- [A block of data]
"""

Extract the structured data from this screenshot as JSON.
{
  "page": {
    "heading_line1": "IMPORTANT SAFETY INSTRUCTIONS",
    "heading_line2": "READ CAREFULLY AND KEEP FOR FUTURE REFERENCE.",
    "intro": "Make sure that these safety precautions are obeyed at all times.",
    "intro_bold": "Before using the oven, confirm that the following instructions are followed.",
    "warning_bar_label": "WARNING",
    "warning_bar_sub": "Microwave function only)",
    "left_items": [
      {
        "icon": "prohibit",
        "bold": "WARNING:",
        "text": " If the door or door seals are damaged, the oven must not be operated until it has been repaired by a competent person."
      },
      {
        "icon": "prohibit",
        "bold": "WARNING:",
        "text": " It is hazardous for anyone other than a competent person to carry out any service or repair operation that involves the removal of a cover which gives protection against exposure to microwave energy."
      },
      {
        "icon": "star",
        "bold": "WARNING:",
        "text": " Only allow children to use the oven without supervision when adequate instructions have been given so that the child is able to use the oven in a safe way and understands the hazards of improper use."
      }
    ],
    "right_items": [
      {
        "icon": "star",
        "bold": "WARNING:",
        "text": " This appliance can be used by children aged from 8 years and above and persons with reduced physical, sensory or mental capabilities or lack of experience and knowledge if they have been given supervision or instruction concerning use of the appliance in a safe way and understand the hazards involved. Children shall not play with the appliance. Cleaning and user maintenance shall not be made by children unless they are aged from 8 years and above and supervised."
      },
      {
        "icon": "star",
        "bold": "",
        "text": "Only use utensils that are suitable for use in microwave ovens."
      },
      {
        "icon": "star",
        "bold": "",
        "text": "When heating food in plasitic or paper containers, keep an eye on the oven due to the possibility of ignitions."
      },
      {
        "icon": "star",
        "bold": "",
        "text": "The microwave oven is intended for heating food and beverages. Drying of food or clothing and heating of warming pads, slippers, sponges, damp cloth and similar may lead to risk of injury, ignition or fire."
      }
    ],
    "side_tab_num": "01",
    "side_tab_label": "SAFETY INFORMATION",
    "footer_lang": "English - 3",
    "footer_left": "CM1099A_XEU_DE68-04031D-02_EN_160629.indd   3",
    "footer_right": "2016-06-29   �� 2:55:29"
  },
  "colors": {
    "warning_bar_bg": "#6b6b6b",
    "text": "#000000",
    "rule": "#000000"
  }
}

"""

Tally the lines in this data that hold the word "children" and state only the count.

- [Full response]
2